The exercise>
Copy out each line of the data holding "marker".

Figure collection entries
----------------

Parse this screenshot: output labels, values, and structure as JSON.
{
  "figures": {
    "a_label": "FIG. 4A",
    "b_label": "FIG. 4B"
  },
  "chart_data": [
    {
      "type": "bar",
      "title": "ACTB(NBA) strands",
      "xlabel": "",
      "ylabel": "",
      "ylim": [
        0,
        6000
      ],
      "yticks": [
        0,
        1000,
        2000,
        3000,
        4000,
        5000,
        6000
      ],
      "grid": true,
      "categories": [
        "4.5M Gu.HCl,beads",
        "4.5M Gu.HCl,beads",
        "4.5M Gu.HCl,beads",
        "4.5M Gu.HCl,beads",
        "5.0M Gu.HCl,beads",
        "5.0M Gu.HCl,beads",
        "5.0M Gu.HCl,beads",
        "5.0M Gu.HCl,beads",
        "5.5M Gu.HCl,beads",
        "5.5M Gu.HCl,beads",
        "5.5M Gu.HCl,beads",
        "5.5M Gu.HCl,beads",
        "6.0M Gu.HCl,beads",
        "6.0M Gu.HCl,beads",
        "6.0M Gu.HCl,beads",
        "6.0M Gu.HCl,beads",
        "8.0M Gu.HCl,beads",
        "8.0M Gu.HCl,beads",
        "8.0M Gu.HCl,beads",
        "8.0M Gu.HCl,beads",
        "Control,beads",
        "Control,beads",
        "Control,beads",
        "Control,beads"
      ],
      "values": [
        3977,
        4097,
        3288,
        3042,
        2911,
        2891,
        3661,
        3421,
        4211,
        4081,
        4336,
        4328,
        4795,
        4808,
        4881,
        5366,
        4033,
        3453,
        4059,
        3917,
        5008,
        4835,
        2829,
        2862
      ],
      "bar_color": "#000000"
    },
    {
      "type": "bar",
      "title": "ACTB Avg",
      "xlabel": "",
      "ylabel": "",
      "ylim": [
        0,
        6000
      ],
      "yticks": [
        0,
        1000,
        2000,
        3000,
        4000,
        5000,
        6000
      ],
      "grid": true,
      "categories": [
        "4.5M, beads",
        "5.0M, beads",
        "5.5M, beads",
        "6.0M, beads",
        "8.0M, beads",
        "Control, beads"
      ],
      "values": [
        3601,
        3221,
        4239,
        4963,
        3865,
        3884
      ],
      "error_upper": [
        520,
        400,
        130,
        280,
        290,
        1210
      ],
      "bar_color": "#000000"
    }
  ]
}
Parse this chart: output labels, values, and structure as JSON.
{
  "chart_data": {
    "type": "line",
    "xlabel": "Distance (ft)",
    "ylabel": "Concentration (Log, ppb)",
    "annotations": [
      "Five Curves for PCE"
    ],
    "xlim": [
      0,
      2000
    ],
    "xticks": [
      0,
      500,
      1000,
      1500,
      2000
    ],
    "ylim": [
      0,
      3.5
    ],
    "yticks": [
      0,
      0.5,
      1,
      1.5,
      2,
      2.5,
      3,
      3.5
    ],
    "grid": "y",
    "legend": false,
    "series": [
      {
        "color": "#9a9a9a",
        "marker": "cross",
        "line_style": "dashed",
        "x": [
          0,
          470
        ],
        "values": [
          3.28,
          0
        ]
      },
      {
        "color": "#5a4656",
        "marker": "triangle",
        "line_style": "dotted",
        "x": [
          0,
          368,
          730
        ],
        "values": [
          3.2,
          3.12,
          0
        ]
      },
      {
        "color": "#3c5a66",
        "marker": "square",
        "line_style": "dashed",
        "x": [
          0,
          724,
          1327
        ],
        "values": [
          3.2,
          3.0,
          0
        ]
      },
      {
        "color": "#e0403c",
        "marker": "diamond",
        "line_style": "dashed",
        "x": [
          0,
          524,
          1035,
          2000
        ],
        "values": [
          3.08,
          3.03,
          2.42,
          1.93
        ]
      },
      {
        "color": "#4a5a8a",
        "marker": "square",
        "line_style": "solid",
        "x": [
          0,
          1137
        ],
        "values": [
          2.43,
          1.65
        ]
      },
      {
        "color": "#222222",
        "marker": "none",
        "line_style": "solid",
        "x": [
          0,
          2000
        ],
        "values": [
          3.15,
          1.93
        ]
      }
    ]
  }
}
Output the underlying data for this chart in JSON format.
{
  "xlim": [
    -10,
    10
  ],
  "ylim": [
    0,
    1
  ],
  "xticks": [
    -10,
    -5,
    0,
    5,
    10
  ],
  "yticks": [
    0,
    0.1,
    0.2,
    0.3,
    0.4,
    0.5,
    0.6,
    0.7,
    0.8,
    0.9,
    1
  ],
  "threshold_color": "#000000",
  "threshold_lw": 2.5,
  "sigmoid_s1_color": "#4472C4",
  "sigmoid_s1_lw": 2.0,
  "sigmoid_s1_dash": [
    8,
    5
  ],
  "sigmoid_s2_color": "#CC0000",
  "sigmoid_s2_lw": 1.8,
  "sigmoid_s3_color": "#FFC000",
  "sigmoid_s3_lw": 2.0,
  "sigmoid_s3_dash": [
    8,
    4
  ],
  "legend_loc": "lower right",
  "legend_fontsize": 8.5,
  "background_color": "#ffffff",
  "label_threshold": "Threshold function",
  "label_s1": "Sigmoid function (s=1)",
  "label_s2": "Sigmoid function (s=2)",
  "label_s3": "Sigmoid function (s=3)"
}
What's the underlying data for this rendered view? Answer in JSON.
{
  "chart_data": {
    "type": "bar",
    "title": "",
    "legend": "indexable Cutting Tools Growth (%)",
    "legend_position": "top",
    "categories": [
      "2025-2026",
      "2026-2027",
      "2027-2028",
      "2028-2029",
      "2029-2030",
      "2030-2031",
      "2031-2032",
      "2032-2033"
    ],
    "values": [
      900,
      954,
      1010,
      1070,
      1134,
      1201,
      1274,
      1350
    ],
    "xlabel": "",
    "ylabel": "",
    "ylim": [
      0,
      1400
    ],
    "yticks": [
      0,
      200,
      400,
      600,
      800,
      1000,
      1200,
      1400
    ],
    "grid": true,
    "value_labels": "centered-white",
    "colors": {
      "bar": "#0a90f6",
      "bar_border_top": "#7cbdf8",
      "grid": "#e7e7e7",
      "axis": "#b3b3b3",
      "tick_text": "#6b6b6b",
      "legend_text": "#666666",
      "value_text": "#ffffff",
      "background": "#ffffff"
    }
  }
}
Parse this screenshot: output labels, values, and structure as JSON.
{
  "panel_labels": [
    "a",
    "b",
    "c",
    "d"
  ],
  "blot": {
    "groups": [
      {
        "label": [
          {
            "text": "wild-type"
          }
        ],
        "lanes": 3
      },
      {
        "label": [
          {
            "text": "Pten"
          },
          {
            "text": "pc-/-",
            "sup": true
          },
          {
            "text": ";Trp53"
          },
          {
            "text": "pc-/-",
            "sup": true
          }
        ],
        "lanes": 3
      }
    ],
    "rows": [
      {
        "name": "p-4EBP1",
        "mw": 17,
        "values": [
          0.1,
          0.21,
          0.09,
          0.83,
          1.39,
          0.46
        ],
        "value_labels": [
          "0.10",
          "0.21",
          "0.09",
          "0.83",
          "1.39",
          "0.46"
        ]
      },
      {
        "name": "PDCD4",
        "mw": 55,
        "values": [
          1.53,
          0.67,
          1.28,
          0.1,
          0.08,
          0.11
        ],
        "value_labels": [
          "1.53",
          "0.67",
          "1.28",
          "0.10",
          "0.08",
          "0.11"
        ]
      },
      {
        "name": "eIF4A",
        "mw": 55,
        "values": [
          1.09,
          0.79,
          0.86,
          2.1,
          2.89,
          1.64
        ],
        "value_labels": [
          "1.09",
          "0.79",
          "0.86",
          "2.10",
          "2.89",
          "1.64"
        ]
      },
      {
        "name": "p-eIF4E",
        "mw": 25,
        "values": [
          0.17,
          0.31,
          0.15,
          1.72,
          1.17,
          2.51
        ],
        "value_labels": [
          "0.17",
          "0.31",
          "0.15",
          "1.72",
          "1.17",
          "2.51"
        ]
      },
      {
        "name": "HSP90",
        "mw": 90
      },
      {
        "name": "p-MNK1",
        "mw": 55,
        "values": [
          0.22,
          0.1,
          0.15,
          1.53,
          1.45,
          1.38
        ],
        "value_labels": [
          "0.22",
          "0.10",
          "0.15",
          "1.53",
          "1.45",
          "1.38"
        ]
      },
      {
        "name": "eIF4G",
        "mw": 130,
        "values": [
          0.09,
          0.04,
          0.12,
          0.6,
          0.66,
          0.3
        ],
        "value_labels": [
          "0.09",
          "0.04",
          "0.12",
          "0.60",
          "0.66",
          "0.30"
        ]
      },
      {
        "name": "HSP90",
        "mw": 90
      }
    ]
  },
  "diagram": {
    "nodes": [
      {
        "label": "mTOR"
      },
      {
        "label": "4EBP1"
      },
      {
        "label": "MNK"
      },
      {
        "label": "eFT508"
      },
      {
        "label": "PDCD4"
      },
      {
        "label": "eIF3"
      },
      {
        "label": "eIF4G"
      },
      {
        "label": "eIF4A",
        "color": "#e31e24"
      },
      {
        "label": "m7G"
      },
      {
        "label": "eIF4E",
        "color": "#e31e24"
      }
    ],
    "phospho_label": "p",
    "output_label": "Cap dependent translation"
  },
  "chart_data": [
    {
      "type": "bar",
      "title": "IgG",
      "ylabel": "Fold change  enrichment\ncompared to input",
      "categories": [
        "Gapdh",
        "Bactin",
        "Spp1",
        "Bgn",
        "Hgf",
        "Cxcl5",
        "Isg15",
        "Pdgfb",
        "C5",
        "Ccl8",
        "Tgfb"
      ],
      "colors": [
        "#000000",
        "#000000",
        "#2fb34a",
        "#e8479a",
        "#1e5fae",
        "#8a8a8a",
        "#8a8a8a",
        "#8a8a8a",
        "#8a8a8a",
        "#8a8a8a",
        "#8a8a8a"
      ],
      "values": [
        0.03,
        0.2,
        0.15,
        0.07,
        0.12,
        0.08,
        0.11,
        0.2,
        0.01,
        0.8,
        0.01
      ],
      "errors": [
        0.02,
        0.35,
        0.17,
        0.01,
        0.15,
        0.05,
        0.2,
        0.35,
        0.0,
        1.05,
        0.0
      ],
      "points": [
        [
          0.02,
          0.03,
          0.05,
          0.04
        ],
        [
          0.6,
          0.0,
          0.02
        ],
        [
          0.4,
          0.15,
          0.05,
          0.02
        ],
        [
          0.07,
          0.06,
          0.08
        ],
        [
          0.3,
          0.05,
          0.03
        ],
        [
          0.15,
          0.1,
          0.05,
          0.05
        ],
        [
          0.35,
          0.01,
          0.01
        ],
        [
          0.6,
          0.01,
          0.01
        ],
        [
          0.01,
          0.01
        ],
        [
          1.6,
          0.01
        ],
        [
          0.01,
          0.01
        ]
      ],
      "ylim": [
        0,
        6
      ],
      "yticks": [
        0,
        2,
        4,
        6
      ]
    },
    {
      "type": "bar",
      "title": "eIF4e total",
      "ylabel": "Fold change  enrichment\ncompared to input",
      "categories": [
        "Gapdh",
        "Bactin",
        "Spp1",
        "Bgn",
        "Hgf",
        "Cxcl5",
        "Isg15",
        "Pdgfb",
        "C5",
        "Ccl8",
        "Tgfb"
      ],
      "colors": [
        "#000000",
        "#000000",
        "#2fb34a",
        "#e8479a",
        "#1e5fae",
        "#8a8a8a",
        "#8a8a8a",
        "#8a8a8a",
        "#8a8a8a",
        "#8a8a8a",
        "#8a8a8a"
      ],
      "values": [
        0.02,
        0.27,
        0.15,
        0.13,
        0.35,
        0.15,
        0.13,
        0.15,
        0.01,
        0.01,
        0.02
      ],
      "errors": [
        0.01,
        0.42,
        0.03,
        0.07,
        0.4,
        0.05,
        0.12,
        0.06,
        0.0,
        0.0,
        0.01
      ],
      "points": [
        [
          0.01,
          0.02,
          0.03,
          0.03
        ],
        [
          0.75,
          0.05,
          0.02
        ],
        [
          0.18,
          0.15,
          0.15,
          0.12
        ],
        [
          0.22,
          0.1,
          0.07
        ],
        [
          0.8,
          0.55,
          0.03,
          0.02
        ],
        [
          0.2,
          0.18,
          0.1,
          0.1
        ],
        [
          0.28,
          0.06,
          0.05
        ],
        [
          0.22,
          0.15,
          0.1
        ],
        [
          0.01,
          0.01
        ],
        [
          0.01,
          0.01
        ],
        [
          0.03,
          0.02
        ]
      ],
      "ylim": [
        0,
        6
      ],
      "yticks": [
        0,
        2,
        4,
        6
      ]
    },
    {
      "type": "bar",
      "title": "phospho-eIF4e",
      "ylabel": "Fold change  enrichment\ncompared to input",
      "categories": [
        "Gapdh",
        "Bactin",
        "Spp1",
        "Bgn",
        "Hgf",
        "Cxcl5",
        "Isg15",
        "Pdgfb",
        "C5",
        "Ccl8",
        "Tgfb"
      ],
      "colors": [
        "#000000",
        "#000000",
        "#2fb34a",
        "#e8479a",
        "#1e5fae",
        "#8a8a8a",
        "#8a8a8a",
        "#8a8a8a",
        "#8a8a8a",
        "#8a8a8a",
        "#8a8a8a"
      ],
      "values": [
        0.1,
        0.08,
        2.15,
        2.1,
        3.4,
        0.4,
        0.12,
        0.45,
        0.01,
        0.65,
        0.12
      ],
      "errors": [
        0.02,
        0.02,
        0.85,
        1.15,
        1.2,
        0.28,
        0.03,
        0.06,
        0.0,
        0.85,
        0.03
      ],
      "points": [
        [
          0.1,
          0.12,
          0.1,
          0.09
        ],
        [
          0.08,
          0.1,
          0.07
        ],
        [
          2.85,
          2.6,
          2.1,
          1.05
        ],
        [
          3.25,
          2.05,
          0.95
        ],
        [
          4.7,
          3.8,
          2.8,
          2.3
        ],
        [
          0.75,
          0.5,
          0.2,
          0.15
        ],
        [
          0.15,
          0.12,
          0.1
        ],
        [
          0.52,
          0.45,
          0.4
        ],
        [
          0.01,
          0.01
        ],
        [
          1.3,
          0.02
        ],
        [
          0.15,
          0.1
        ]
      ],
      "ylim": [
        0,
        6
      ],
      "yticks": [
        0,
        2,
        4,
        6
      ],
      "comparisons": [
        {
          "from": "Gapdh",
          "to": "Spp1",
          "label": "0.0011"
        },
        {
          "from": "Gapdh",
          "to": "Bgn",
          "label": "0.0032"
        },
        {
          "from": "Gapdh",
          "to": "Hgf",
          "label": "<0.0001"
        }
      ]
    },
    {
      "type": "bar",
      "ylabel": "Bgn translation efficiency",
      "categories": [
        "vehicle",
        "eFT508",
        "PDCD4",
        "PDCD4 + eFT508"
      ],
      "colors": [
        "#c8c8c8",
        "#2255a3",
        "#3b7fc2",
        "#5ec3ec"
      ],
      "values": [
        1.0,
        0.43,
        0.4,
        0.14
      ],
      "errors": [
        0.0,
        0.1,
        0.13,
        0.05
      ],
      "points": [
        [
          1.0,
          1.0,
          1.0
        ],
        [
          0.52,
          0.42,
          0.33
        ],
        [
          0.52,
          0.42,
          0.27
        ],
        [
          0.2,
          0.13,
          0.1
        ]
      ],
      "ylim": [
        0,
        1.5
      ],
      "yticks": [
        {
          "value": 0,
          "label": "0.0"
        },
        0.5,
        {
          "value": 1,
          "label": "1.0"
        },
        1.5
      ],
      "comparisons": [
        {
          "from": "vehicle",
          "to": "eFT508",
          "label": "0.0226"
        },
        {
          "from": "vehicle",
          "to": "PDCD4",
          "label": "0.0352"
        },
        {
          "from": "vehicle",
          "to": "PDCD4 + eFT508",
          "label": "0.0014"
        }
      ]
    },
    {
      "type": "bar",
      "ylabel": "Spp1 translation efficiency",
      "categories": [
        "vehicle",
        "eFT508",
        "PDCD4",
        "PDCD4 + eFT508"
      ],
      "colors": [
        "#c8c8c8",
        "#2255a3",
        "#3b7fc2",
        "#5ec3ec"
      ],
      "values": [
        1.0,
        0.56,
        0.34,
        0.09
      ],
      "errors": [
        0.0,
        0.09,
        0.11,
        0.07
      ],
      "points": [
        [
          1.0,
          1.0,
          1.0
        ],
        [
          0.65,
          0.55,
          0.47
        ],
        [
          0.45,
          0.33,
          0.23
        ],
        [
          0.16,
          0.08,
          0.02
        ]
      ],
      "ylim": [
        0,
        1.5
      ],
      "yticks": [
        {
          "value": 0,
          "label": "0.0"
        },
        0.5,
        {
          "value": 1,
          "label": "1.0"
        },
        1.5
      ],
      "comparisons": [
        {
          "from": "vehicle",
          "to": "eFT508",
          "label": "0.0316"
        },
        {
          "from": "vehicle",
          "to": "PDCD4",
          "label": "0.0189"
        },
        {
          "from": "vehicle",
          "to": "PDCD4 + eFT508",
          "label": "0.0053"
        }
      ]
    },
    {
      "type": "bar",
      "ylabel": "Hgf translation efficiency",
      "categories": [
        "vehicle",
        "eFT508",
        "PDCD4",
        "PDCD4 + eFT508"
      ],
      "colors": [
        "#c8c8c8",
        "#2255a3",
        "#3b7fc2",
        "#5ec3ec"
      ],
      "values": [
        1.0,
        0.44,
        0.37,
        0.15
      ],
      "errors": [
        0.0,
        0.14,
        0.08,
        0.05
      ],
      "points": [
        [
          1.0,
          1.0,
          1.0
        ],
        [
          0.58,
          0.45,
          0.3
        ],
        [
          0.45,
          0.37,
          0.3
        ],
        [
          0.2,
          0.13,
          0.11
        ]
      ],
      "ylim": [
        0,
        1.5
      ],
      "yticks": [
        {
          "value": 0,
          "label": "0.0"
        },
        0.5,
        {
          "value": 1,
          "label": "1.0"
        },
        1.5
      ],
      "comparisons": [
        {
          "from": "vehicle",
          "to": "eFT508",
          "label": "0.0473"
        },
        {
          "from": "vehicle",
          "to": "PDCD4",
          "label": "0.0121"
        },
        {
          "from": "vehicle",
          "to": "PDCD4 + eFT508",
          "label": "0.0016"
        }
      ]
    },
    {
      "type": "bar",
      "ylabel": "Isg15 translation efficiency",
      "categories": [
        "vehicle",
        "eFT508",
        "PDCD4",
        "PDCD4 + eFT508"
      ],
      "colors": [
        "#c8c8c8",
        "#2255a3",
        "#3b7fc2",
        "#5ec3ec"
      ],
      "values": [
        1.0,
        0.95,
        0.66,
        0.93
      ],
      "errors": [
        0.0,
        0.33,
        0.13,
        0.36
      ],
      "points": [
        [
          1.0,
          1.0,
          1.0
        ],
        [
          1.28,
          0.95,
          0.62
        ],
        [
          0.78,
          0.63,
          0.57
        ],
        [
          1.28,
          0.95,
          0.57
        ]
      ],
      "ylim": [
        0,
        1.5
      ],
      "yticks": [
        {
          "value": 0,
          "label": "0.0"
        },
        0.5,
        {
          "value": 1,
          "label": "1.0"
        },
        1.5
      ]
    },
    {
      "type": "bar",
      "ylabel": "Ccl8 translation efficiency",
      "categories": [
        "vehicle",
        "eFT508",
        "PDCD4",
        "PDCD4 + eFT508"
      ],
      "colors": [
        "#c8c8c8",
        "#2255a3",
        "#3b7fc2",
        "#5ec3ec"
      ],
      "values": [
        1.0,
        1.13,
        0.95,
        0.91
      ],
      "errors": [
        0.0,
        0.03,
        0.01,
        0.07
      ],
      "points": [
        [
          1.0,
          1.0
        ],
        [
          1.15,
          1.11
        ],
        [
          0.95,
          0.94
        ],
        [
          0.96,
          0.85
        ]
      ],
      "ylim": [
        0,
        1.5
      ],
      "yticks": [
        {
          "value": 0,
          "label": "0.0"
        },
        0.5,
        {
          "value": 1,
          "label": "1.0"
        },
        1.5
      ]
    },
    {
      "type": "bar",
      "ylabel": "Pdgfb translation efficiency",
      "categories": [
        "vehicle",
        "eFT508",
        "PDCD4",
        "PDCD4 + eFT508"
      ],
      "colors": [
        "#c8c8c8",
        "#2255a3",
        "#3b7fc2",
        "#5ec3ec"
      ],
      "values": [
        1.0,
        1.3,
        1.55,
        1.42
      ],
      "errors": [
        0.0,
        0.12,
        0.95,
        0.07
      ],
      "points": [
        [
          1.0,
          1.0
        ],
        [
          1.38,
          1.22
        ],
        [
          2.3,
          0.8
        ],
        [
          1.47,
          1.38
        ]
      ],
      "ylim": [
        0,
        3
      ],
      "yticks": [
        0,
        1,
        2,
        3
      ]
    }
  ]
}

----------------

The answer>
        "marker": "cross",
        "marker": "triangle",
        "marker": "square",
        "marker": "diamond",
        "marker": "square",
        "marker": "none",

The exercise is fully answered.